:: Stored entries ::
* Begin *

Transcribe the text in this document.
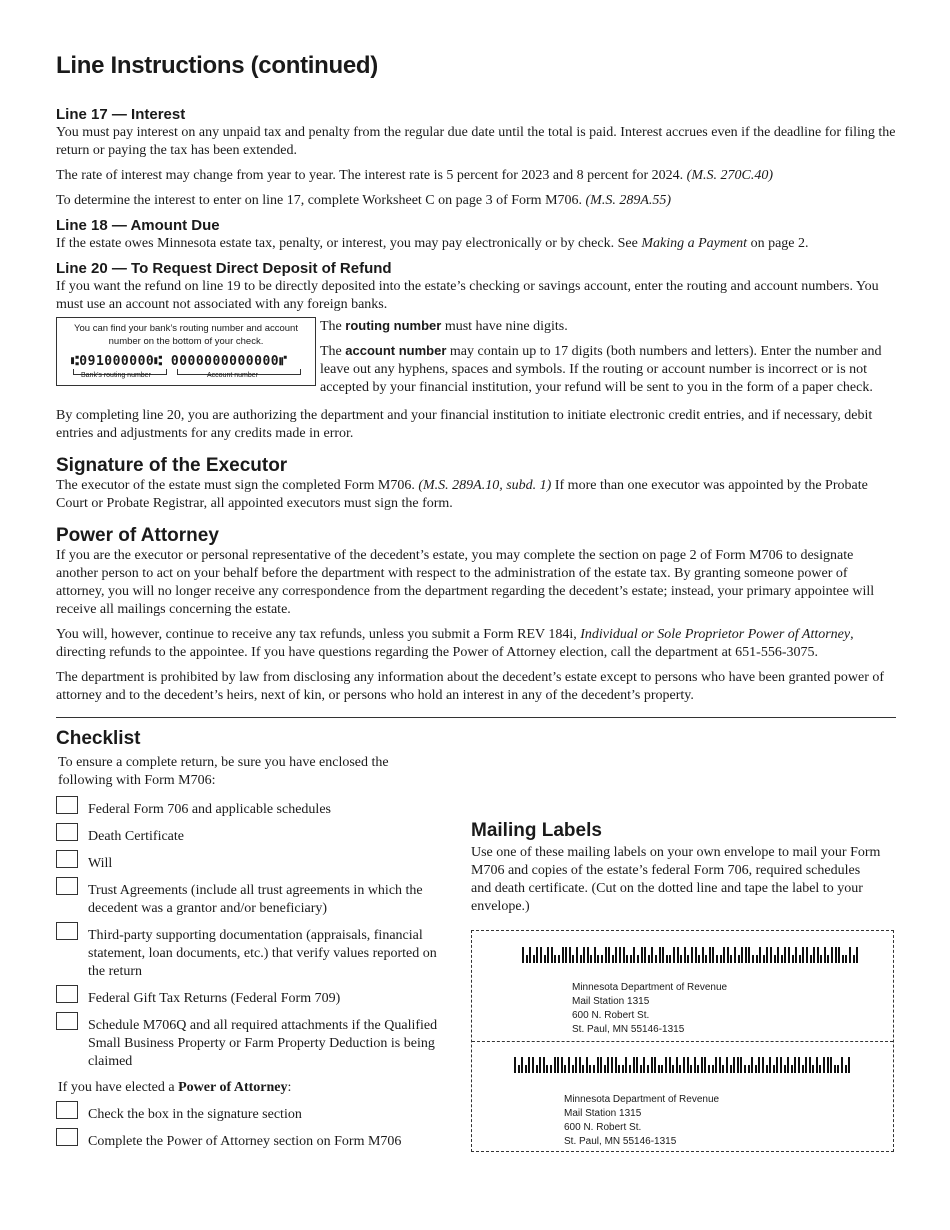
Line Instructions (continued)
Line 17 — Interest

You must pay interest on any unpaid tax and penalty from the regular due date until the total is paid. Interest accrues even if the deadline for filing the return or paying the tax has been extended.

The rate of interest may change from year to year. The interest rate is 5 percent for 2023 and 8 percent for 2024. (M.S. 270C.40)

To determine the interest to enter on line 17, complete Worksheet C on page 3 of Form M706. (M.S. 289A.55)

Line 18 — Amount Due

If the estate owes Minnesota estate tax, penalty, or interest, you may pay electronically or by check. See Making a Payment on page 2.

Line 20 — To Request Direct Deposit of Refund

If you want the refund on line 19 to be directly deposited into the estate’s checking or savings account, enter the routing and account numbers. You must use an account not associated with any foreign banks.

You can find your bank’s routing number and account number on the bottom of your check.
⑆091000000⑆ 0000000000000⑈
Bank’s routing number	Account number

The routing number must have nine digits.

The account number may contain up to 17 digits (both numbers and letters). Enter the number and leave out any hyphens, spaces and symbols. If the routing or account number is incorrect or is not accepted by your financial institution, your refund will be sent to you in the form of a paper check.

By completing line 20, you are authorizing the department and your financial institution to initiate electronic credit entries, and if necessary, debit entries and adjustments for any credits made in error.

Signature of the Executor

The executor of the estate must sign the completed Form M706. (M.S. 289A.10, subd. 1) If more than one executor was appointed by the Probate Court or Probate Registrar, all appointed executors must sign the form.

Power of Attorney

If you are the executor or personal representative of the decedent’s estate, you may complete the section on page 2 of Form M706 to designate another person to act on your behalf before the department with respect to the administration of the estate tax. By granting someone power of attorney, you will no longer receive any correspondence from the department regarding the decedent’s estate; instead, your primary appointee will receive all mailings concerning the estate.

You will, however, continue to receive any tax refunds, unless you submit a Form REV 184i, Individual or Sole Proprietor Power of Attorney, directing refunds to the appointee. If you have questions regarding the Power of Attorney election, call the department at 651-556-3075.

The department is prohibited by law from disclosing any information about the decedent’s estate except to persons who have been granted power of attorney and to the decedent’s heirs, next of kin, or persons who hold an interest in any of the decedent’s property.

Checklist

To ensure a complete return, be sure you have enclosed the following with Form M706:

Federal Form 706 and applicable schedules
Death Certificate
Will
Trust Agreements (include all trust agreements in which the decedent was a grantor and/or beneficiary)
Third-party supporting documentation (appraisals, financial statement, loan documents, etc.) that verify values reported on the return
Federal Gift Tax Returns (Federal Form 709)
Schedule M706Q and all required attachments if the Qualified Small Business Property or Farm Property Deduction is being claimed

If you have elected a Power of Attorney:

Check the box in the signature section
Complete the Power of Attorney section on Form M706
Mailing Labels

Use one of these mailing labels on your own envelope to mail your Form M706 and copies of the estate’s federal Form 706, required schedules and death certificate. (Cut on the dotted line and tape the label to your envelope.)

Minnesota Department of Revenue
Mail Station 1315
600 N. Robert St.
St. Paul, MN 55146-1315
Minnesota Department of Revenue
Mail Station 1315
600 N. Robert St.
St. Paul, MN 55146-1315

* End *

Write out the whole listing again, exactly, with no pictures.

:: FINAL ANSWER ::
Transcribe the text in this document.
Line Instructions (continued)
Line 17 — Interest

You must pay interest on any unpaid tax and penalty from the regular due date until the total is paid. Interest accrues even if the deadline for filing the return or paying the tax has been extended.

The rate of interest may change from year to year. The interest rate is 5 percent for 2023 and 8 percent for 2024. (M.S. 270C.40)

To determine the interest to enter on line 17, complete Worksheet C on page 3 of Form M706. (M.S. 289A.55)

Line 18 — Amount Due

If the estate owes Minnesota estate tax, penalty, or interest, you may pay electronically or by check. See Making a Payment on page 2.

Line 20 — To Request Direct Deposit of Refund

If you want the refund on line 19 to be directly deposited into the estate’s checking or savings account, enter the routing and account numbers. You must use an account not associated with any foreign banks.

You can find your bank’s routing number and account number on the bottom of your check.
⑆091000000⑆ 0000000000000⑈
Bank’s routing number	Account number

The routing number must have nine digits.

The account number may contain up to 17 digits (both numbers and letters). Enter the number and leave out any hyphens, spaces and symbols. If the routing or account number is incorrect or is not accepted by your financial institution, your refund will be sent to you in the form of a paper check.

By completing line 20, you are authorizing the department and your financial institution to initiate electronic credit entries, and if necessary, debit entries and adjustments for any credits made in error.

Signature of the Executor

The executor of the estate must sign the completed Form M706. (M.S. 289A.10, subd. 1) If more than one executor was appointed by the Probate Court or Probate Registrar, all appointed executors must sign the form.

Power of Attorney

If you are the executor or personal representative of the decedent’s estate, you may complete the section on page 2 of Form M706 to designate another person to act on your behalf before the department with respect to the administration of the estate tax. By granting someone power of attorney, you will no longer receive any correspondence from the department regarding the decedent’s estate; instead, your primary appointee will receive all mailings concerning the estate.

You will, however, continue to receive any tax refunds, unless you submit a Form REV 184i, Individual or Sole Proprietor Power of Attorney, directing refunds to the appointee. If you have questions regarding the Power of Attorney election, call the department at 651-556-3075.

The department is prohibited by law from disclosing any information about the decedent’s estate except to persons who have been granted power of attorney and to the decedent’s heirs, next of kin, or persons who hold an interest in any of the decedent’s property.

Checklist

To ensure a complete return, be sure you have enclosed the following with Form M706:

Federal Form 706 and applicable schedules
Death Certificate
Will
Trust Agreements (include all trust agreements in which the decedent was a grantor and/or beneficiary)
Third-party supporting documentation (appraisals, financial statement, loan documents, etc.) that verify values reported on the return
Federal Gift Tax Returns (Federal Form 709)
Schedule M706Q and all required attachments if the Qualified Small Business Property or Farm Property Deduction is being claimed

If you have elected a Power of Attorney:

Check the box in the signature section
Complete the Power of Attorney section on Form M706
Mailing Labels

Use one of these mailing labels on your own envelope to mail your Form M706 and copies of the estate’s federal Form 706, required schedules and death certificate. (Cut on the dotted line and tape the label to your envelope.)

Minnesota Department of Revenue
Mail Station 1315
600 N. Robert St.
St. Paul, MN 55146-1315
Minnesota Department of Revenue
Mail Station 1315
600 N. Robert St.
St. Paul, MN 55146-1315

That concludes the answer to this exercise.